Some records
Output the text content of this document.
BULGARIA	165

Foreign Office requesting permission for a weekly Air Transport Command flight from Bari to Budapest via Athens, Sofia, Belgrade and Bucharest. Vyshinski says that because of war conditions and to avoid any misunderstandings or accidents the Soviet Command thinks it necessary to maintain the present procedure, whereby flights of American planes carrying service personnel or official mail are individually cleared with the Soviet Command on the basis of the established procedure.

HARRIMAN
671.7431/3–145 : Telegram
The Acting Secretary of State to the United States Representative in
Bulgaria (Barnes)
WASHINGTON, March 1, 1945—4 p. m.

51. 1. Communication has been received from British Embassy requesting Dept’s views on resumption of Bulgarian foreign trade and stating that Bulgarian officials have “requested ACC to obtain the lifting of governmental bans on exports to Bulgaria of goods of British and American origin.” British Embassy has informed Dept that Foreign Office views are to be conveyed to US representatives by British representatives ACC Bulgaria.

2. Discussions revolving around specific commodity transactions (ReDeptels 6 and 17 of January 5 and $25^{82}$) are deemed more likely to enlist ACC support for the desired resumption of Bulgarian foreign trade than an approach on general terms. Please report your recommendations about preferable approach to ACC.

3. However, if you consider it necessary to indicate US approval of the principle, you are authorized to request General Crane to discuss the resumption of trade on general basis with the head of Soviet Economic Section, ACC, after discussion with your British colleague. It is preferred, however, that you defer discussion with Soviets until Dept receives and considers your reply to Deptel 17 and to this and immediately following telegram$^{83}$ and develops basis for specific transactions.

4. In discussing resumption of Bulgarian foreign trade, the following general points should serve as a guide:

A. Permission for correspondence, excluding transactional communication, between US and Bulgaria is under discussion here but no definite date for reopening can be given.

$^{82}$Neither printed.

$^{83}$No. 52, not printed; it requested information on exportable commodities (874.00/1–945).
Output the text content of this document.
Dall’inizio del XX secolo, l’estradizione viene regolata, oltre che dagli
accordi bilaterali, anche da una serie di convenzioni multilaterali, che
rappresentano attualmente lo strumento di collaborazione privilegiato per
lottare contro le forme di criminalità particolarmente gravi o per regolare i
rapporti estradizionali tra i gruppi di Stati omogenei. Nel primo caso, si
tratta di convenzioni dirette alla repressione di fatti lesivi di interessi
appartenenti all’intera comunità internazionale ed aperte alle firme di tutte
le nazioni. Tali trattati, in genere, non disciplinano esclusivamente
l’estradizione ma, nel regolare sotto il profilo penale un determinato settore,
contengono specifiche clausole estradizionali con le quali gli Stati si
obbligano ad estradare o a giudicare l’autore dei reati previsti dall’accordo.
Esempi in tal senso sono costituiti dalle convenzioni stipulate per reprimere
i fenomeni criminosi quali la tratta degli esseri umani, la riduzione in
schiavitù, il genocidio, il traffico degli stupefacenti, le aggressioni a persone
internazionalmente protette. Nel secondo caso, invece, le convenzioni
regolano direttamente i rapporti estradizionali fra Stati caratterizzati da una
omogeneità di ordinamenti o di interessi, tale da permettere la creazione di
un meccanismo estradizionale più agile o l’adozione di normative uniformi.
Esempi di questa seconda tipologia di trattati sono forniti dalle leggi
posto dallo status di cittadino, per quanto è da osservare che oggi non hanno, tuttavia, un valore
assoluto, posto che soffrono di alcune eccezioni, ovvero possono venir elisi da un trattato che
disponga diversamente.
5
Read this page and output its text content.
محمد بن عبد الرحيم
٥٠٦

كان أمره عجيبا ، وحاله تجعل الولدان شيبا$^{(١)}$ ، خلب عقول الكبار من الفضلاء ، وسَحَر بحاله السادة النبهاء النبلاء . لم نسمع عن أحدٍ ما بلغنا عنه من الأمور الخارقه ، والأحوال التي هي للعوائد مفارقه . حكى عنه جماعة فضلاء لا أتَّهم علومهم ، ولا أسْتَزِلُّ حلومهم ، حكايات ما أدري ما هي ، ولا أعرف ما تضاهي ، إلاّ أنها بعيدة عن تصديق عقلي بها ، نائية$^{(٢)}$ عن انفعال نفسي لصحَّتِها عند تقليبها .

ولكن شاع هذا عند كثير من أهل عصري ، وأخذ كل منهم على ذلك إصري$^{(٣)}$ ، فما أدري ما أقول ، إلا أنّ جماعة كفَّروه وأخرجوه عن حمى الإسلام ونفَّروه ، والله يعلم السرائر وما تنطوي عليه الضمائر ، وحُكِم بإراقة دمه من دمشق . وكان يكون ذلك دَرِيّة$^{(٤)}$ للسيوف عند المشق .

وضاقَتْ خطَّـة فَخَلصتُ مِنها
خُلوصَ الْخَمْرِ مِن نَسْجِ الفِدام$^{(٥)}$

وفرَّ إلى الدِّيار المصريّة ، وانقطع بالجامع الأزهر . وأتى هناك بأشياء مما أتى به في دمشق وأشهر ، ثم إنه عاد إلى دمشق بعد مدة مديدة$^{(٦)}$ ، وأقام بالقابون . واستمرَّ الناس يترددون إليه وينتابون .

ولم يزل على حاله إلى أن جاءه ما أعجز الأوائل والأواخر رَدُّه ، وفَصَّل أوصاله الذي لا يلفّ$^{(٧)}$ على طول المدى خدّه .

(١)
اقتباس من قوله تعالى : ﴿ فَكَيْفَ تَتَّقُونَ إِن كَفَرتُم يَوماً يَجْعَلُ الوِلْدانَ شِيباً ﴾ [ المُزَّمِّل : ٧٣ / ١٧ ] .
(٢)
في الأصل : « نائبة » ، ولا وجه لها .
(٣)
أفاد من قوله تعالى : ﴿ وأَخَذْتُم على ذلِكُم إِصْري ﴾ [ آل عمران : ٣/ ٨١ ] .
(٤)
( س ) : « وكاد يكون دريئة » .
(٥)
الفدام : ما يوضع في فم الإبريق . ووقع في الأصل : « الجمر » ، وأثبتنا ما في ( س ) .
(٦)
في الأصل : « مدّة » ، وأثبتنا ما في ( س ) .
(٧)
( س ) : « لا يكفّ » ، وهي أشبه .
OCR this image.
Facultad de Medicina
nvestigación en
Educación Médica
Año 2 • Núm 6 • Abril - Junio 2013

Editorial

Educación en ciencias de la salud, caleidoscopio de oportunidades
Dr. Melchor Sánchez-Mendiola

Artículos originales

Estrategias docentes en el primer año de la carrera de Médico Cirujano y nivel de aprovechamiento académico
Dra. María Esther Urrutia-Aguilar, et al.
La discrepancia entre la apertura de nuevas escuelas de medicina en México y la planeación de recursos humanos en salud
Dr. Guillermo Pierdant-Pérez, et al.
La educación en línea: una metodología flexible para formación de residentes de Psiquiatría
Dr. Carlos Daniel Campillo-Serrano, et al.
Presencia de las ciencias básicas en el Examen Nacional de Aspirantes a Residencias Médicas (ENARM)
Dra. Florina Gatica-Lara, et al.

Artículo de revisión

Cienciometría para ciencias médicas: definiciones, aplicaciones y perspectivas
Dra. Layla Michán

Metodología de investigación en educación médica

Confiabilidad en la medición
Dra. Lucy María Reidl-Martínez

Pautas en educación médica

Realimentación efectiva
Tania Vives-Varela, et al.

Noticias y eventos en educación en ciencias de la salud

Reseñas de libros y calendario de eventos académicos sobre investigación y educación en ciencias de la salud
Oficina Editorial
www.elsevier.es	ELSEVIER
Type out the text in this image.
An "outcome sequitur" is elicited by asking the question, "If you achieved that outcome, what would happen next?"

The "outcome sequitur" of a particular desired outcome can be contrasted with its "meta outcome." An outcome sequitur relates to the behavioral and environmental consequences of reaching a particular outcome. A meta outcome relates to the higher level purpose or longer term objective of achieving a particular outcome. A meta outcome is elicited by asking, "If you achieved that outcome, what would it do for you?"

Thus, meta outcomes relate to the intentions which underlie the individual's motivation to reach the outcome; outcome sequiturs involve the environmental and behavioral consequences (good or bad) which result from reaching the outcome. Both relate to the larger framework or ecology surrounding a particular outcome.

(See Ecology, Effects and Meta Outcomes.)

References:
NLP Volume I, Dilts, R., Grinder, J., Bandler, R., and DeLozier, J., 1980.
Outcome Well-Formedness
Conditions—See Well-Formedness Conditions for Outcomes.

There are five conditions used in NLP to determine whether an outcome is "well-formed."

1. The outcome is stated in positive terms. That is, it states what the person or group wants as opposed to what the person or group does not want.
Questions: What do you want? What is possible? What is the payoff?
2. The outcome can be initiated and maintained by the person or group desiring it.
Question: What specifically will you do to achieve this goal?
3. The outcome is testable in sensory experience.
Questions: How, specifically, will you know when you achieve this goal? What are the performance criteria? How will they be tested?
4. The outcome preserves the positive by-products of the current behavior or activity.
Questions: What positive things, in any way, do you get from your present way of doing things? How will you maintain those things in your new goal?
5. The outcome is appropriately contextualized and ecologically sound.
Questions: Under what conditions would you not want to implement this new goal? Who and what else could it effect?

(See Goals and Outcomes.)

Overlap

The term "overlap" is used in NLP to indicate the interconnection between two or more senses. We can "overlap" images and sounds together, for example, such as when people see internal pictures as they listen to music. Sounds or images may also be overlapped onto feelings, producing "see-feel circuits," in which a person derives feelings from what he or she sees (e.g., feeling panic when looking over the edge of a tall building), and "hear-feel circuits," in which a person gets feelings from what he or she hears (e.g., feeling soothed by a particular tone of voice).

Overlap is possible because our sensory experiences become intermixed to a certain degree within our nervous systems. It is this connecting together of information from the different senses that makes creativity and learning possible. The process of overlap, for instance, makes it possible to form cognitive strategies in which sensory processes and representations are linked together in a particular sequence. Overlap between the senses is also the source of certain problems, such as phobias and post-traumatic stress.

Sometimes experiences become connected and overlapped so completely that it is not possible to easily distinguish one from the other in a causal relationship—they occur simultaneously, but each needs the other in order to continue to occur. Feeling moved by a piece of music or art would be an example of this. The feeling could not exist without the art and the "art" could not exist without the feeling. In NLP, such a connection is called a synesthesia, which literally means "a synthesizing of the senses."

Task to complete: Your task is to pick out every line with the string "أدري" and copy it.

Solution to this problem:
كان أمره عجيبا ، وحاله تجعل الولدان شيبا$^{(١)}$ ، خلب عقول الكبار من الفضلاء ، وسَحَر بحاله السادة النبهاء النبلاء . لم نسمع عن أحدٍ ما بلغنا عنه من الأمور الخارقه ، والأحوال التي هي للعوائد مفارقه . حكى عنه جماعة فضلاء لا أتَّهم علومهم ، ولا أسْتَزِلُّ حلومهم ، حكايات ما أدري ما هي ، ولا أعرف ما تضاهي ، إلاّ أنها بعيدة عن تصديق عقلي بها ، نائية$^{(٢)}$ عن انفعال نفسي لصحَّتِها عند تقليبها .
ولكن شاع هذا عند كثير من أهل عصري ، وأخذ كل منهم على ذلك إصري$^{(٣)}$ ، فما أدري ما أقول ، إلا أنّ جماعة كفَّروه وأخرجوه عن حمى الإسلام ونفَّروه ، والله يعلم السرائر وما تنطوي عليه الضمائر ، وحُكِم بإراقة دمه من دمشق . وكان يكون ذلك دَرِيّة$^{(٤)}$ للسيوف عند المشق .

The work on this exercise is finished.